• _Supplied records_:
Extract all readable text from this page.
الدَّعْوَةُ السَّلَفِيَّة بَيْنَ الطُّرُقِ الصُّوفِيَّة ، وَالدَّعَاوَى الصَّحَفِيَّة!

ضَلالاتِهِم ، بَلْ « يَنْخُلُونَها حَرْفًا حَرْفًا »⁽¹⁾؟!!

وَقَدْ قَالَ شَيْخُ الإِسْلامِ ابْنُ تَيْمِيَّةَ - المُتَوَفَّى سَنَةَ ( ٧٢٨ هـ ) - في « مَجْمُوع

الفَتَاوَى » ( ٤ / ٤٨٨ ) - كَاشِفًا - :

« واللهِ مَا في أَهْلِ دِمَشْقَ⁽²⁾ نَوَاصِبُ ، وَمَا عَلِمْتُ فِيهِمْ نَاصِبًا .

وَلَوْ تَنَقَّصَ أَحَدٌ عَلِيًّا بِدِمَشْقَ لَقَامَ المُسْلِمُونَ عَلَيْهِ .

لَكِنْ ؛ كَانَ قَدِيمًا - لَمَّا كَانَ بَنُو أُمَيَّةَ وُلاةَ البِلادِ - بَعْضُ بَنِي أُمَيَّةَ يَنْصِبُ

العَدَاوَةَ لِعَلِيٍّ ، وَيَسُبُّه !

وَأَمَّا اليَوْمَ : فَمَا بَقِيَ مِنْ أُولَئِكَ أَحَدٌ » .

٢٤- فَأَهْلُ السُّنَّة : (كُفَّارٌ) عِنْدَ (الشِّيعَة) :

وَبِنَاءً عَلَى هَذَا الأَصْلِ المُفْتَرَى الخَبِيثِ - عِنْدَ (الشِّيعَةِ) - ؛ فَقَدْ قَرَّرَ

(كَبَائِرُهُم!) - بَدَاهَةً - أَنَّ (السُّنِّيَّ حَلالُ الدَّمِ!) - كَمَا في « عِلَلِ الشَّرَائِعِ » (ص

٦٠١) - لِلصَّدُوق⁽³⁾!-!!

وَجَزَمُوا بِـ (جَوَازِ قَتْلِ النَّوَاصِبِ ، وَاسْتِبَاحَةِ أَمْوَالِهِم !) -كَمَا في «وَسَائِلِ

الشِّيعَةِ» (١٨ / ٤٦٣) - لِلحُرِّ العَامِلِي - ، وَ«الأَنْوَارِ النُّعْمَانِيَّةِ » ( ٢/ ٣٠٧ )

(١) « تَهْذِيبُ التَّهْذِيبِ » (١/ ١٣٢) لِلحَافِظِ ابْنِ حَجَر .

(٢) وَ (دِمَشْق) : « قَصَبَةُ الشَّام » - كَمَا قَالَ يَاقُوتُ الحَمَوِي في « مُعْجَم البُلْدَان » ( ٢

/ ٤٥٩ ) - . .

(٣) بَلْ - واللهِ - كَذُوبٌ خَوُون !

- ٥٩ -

• _What this task involves_:
Your task is to retype all the records above with nothing left out.

• _Result of this task_:
Extract all readable text from this page.
الدَّعْوَةُ السَّلَفِيَّة بَيْنَ الطُّرُقِ الصُّوفِيَّة ، وَالدَّعَاوَى الصَّحَفِيَّة!

ضَلالاتِهِم ، بَلْ « يَنْخُلُونَها حَرْفًا حَرْفًا »⁽¹⁾؟!!

وَقَدْ قَالَ شَيْخُ الإِسْلامِ ابْنُ تَيْمِيَّةَ - المُتَوَفَّى سَنَةَ ( ٧٢٨ هـ ) - في « مَجْمُوع

الفَتَاوَى » ( ٤ / ٤٨٨ ) - كَاشِفًا - :

« واللهِ مَا في أَهْلِ دِمَشْقَ⁽²⁾ نَوَاصِبُ ، وَمَا عَلِمْتُ فِيهِمْ نَاصِبًا .

وَلَوْ تَنَقَّصَ أَحَدٌ عَلِيًّا بِدِمَشْقَ لَقَامَ المُسْلِمُونَ عَلَيْهِ .

لَكِنْ ؛ كَانَ قَدِيمًا - لَمَّا كَانَ بَنُو أُمَيَّةَ وُلاةَ البِلادِ - بَعْضُ بَنِي أُمَيَّةَ يَنْصِبُ

العَدَاوَةَ لِعَلِيٍّ ، وَيَسُبُّه !

وَأَمَّا اليَوْمَ : فَمَا بَقِيَ مِنْ أُولَئِكَ أَحَدٌ » .

٢٤- فَأَهْلُ السُّنَّة : (كُفَّارٌ) عِنْدَ (الشِّيعَة) :

وَبِنَاءً عَلَى هَذَا الأَصْلِ المُفْتَرَى الخَبِيثِ - عِنْدَ (الشِّيعَةِ) - ؛ فَقَدْ قَرَّرَ

(كَبَائِرُهُم!) - بَدَاهَةً - أَنَّ (السُّنِّيَّ حَلالُ الدَّمِ!) - كَمَا في « عِلَلِ الشَّرَائِعِ » (ص

٦٠١) - لِلصَّدُوق⁽³⁾!-!!

وَجَزَمُوا بِـ (جَوَازِ قَتْلِ النَّوَاصِبِ ، وَاسْتِبَاحَةِ أَمْوَالِهِم !) -كَمَا في «وَسَائِلِ

الشِّيعَةِ» (١٨ / ٤٦٣) - لِلحُرِّ العَامِلِي - ، وَ«الأَنْوَارِ النُّعْمَانِيَّةِ » ( ٢/ ٣٠٧ )

(١) « تَهْذِيبُ التَّهْذِيبِ » (١/ ١٣٢) لِلحَافِظِ ابْنِ حَجَر .

(٢) وَ (دِمَشْق) : « قَصَبَةُ الشَّام » - كَمَا قَالَ يَاقُوتُ الحَمَوِي في « مُعْجَم البُلْدَان » ( ٢

/ ٤٥٩ ) - . .

(٣) بَلْ - واللهِ - كَذُوبٌ خَوُون !

- ٥٩ -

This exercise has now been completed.